**Verilen Görev A:** Alıntıda "Şeffaflık ve hesapverebilirlik" sözcüklerinin geçtiği yerden başlayın ve "önemli bir engeldir." sözcüklerinden sonra durun. Bu bölümü hiçbir değişiklik yapmadan aynen yineleyin.

**Alıntı:**
:::

Şekil 8: Politika önerisi sonucu. Kaynak: TÜSEV Sivil Toplum Değerlendirme Raporu Ekim 2009 – Eylül 2010.

STK’ların karar alma sürecine katılımı söz konusu olduğunda akla gelen ilk yer TBMM’dir. Bu konuda yasama faaliyetlerinin şeffaflığı son derece önemlidir. TBMM’ye bakıldığında İhtisas Komisyonlarında hazırlanan 5.242 adet gündem, ilgili bakanlıklara ve sivil toplum kuruluşlarına ulaştırılmıştır. STK’ların dileği, bu görüşlerin nasıl değerlendirildiğine dair bir geribildirim mekanizması kurulması ve toplantı düzenlenerek sürecin şeffaf ve takip edilir hale getirilmesidir (Ersen, ve diğerleri,

Şeffaflık ve hesapverebilirlik açısından STK’ların kamudan bilgi almaları ve bu yolla da denetim yapabilmeleri için önemli bir mekanizma olan Bilgi Edinme Kanunu’da AB üyelik sürecinin önemli yasal kazanımlarından biridir. Ancak uygulamada birçok sorun hala varlığını sürdürmektedir. 2010 yılı Bilgi Edinme Genel Raporu’na göre, 2010 yılı içerisinde Bakanlıklara toplam 1.353.620 bilgi edinme başvurusu yapılmış; bu başvurulardan 1.098.870 tanesine olumlu cevap verilmiş, 89.749 başvuru ise red edilmiştir (Ersen, ve diğerleri, 2011:23). Bilgi edinme başvurularına dair toplam rakam bir gelişme olarak kaydedilirken, alınan cevapların başvuru sahipleri için tatmin edici olup olmadığı ya da red edilme sebeplerinin geçerliliğine dair bilgi ve değerlendirme bulunmamaktadır. Bu durum kanunun verimliliğinin ölçümlenmesinde ve sistemin iyileştirilmesinde önemli bir engeldir.

Teknolojinin gelişmesi ve internetin yaygınlaşmasıyla, kamunun bilgi verme kaynağı olarak internetten daha fazla yararlanması da sevindirici bir gelişmedir. Tüm kamu kurumları geçtiğimiz dönemlerde internet alt yapısına kavuşmuş ve internet sayfalarını oluşturmuşlardır. Burada dikkat çekici husus, bu sayfalar arasındaki farklılıklardır. Bazı internet sayfaları son derece kapsamlı ve güncel bilgiler içerirken bazılarında tam tersi bir durumla karşılaşılabilinmektedir. STK’ları doğrudan ilgilendiren Dernekler Dairesi Başkanlığı ve Vakıflar Genel Müdürlüğü web sitesi incelendiğinde güncel bilgilere ulaşmak her zaman mümkün olmayabilmektedir. Bunun yanında, kamu kurumlarının elektronik posta yolu hatta diğer iletişim araçlarıyla STK’ları bilgilendirilmesinde de önemli sıkıntılar yaşanmaktadır. Birçok AB ülkesinde önemli gelişmeler ve mevzuat değişiklikleri kamu kuruluşları tarafından STK’lara bildirilmekte iken Türkiye’de benzer bir mekanizma bulunmamakta ve iletişimde kopukluklar yaşanmaktadır.

:::

**Verilen Bilgiler:**
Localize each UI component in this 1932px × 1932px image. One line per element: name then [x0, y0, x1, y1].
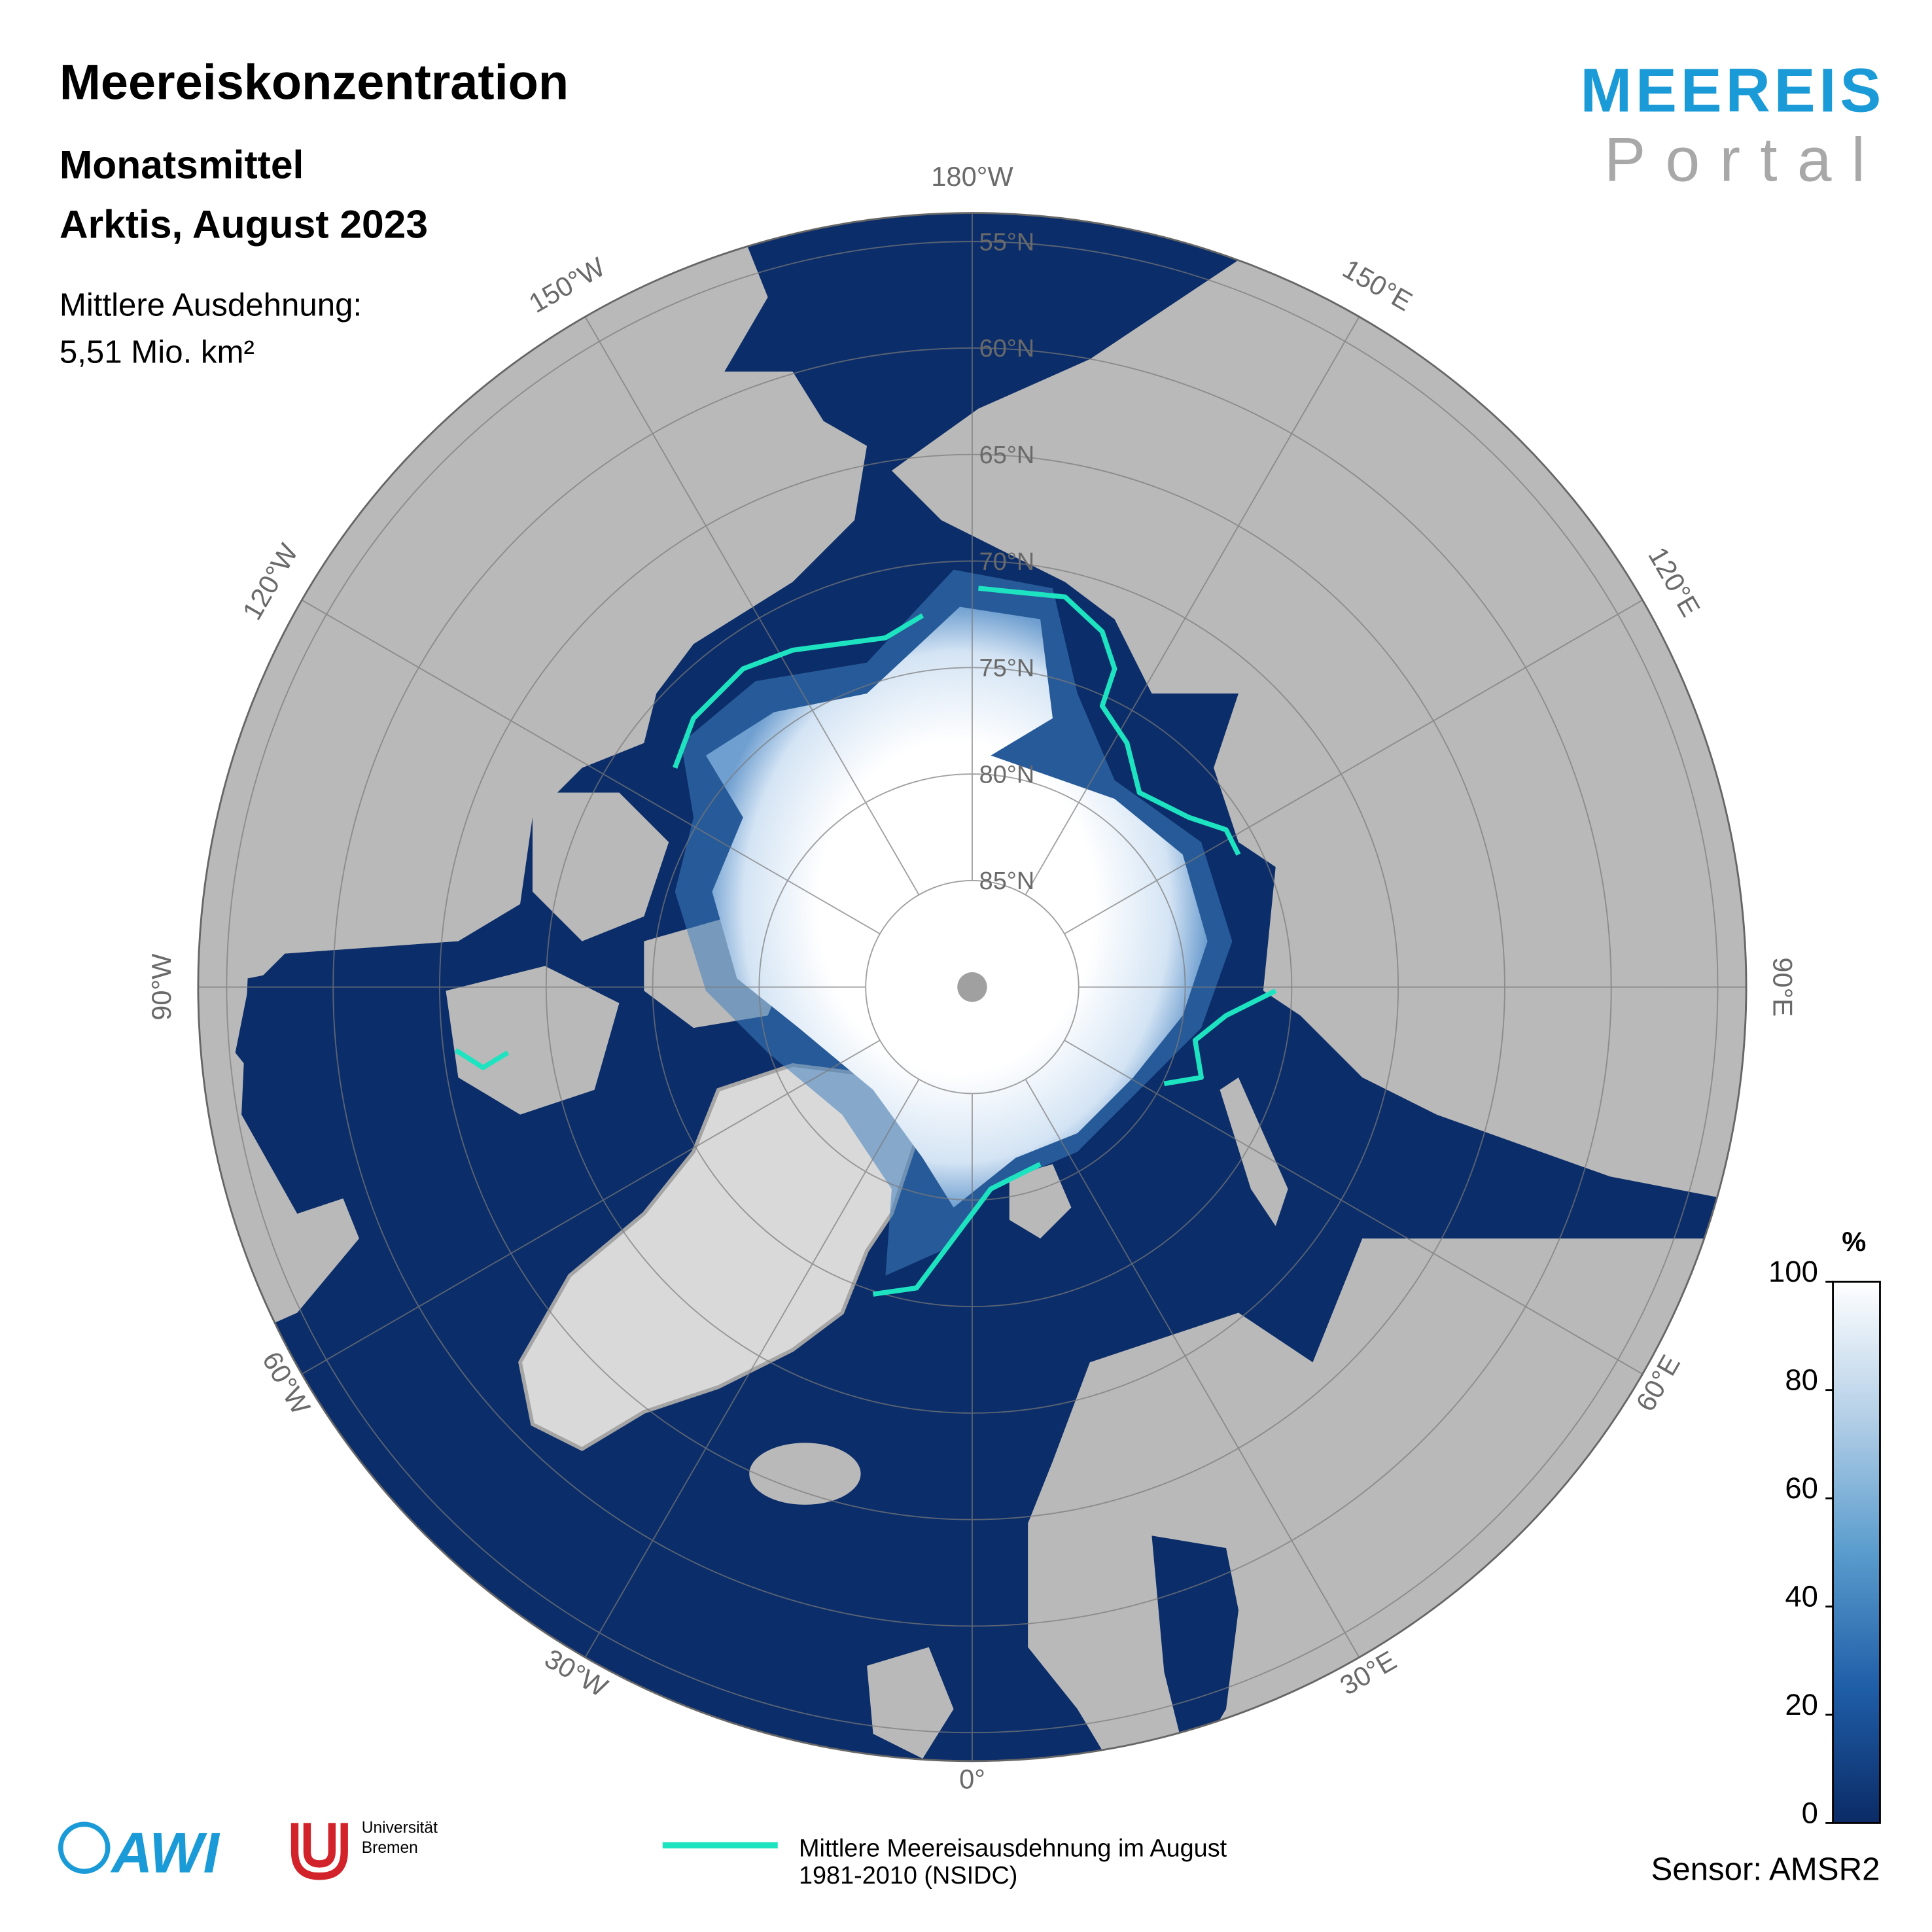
longitude-label: 150°E [1338, 253, 1418, 317]
iceland [749, 1443, 861, 1505]
colorbar-ticks: 0 20 40 60 80 100 [1768, 1255, 1833, 1829]
bremen-logo [290, 1823, 348, 1880]
colorbar-tick-label: 0 [1802, 1796, 1818, 1829]
colorbar-tick-label: 60 [1785, 1471, 1818, 1505]
bremen-label: Bremen [362, 1839, 418, 1857]
longitude-label: 0° [959, 1763, 985, 1794]
colorbar-tick-label: 20 [1785, 1688, 1818, 1721]
colorbar-unit: % [1842, 1226, 1866, 1257]
colorbar [1832, 1280, 1881, 1824]
latitude-label: 60°N [979, 335, 1035, 362]
colorbar-tick-label: 40 [1785, 1580, 1818, 1613]
meridian [584, 316, 920, 896]
latitude-label: 70°N [979, 548, 1035, 576]
map [198, 213, 1747, 1761]
graticule [198, 213, 1747, 1761]
latitude-label: 65°N [979, 442, 1035, 469]
logo-meereis: MEEREIS [1580, 56, 1885, 125]
latitude-label: 85°N [979, 868, 1035, 895]
median-extent [454, 586, 1277, 1297]
latitude-label: 80°N [979, 761, 1035, 788]
longitude-label: 120°E [1642, 542, 1706, 622]
pole-hole [957, 972, 987, 1002]
colorbar-tick-label: 100 [1768, 1255, 1818, 1288]
baltic-sea [1151, 1536, 1238, 1761]
extent-label: Mittlere Ausdehnung: [60, 287, 362, 323]
meridian [301, 599, 881, 935]
awi-logo-globe [58, 1821, 111, 1874]
latitude-label: 75°N [979, 655, 1035, 682]
sensor: Sensor: AMSR2 [1651, 1851, 1880, 1887]
bremen-label: Universität [362, 1819, 438, 1837]
sea-ice [705, 606, 1208, 1208]
legend-label: 1981-2010 (NSIDC) [799, 1862, 1017, 1889]
meridian [1064, 1040, 1643, 1375]
awi-logo: AWI [110, 1821, 220, 1885]
map-border [197, 212, 1748, 1763]
longitude-label: 90°E [1768, 957, 1799, 1017]
novaya-zemlya [1220, 1077, 1288, 1227]
meridian [584, 1079, 920, 1658]
british-isles [867, 1647, 954, 1759]
meridian [1025, 316, 1360, 896]
colorbar-tick-label: 80 [1785, 1363, 1818, 1397]
subtitle: Arktis, August 2023 [60, 202, 428, 246]
longitude-label: 120°W [236, 538, 304, 625]
title: Meereiskonzentration [60, 54, 569, 110]
latitude-label: 55°N [979, 228, 1035, 256]
longitude-label: 180°W [931, 161, 1013, 192]
longitude-label: 90°W [146, 953, 177, 1021]
meridian [1064, 599, 1643, 935]
meridian [301, 1040, 881, 1375]
legend-label: Mittlere Meereisausdehnung im August [799, 1835, 1227, 1863]
subtitle: Monatsmittel [60, 143, 304, 187]
extent-value: 5,51 Mio. km² [60, 334, 255, 370]
logo-portal: Portal [1604, 125, 1885, 194]
longitude-label: 150°W [523, 251, 610, 319]
meridian [1025, 1079, 1360, 1658]
hudson-bay [241, 953, 434, 1214]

:::

**Verilen Görev B:** Listede "longitude-label: 150°E [1338, 253, 1418, 317]" ifadesinin bulunduğu satırdan başlayıp "extent-value: 5,51 Mio." ifadesinin bulunduğu satırda bitirin. Bu iki satır da dahil olmak üzere aradaki satırları olduğu gibi kopyalayın.

**Alıştırma Çözümü A:**
Şeffaflık ve hesapverebilirlik açısından STK’ların kamudan bilgi almaları ve bu yolla da denetim yapabilmeleri için önemli bir mekanizma olan Bilgi Edinme Kanunu’da AB üyelik sürecinin önemli yasal kazanımlarından biridir. Ancak uygulamada birçok sorun hala varlığını sürdürmektedir. 2010 yılı Bilgi Edinme Genel Raporu’na göre, 2010 yılı içerisinde Bakanlıklara toplam 1.353.620 bilgi edinme başvurusu yapılmış; bu başvurulardan 1.098.870 tanesine olumlu cevap verilmiş, 89.749 başvuru ise red edilmiştir (Ersen, ve diğerleri, 2011:23). Bilgi edinme başvurularına dair toplam rakam bir gelişme olarak kaydedilirken, alınan cevapların başvuru sahipleri için tatmin edici olup olmadığı ya da red edilme sebeplerinin geçerliliğine dair bilgi ve değerlendirme bulunmamaktadır. Bu durum kanunun verimliliğinin ölçümlenmesinde ve sistemin iyileştirilmesinde önemli bir engeldir.

**Alıştırma Çözümü B:**
longitude-label: 150°E [1338, 253, 1418, 317]
iceland [749, 1443, 861, 1505]
colorbar-ticks: 0 20 40 60 80 100 [1768, 1255, 1833, 1829]
bremen-logo [290, 1823, 348, 1880]
colorbar-tick-label: 0 [1802, 1796, 1818, 1829]
colorbar-tick-label: 60 [1785, 1471, 1818, 1505]
bremen-label: Bremen [362, 1839, 418, 1857]
longitude-label: 0° [959, 1763, 985, 1794]
colorbar-tick-label: 20 [1785, 1688, 1818, 1721]
colorbar-unit: % [1842, 1226, 1866, 1257]
colorbar [1832, 1280, 1881, 1824]
latitude-label: 60°N [979, 335, 1035, 362]
colorbar-tick-label: 40 [1785, 1580, 1818, 1613]
meridian [584, 316, 920, 896]
latitude-label: 70°N [979, 548, 1035, 576]
map [198, 213, 1747, 1761]
graticule [198, 213, 1747, 1761]
latitude-label: 65°N [979, 442, 1035, 469]
logo-meereis: MEEREIS [1580, 56, 1885, 125]
latitude-label: 85°N [979, 868, 1035, 895]
median-extent [454, 586, 1277, 1297]
latitude-label: 80°N [979, 761, 1035, 788]
longitude-label: 120°E [1642, 542, 1706, 622]
pole-hole [957, 972, 987, 1002]
colorbar-tick-label: 100 [1768, 1255, 1818, 1288]
baltic-sea [1151, 1536, 1238, 1761]
extent-label: Mittlere Ausdehnung: [60, 287, 362, 323]
meridian [301, 599, 881, 935]
awi-logo-globe [58, 1821, 111, 1874]
latitude-label: 75°N [979, 655, 1035, 682]
sensor: Sensor: AMSR2 [1651, 1851, 1880, 1887]
bremen-label: Universität [362, 1819, 438, 1837]
sea-ice [705, 606, 1208, 1208]
legend-label: 1981-2010 (NSIDC) [799, 1862, 1017, 1889]
meridian [1064, 1040, 1643, 1375]
awi-logo: AWI [110, 1821, 220, 1885]
map-border [197, 212, 1748, 1763]
longitude-label: 90°E [1768, 957, 1799, 1017]
novaya-zemlya [1220, 1077, 1288, 1227]
meridian [584, 1079, 920, 1658]
british-isles [867, 1647, 954, 1759]
meridian [1025, 316, 1360, 896]
colorbar-tick-label: 80 [1785, 1363, 1818, 1397]
subtitle: Arktis, August 2023 [60, 202, 428, 246]
longitude-label: 120°W [236, 538, 304, 625]
title: Meereiskonzentration [60, 54, 569, 110]
latitude-label: 55°N [979, 228, 1035, 256]
longitude-label: 180°W [931, 161, 1013, 192]
longitude-label: 90°W [146, 953, 177, 1021]
meridian [1064, 599, 1643, 935]
meridian [301, 1040, 881, 1375]
legend-label: Mittlere Meereisausdehnung im August [799, 1835, 1227, 1863]
subtitle: Monatsmittel [60, 143, 304, 187]
extent-value: 5,51 Mio. km² [60, 334, 255, 370]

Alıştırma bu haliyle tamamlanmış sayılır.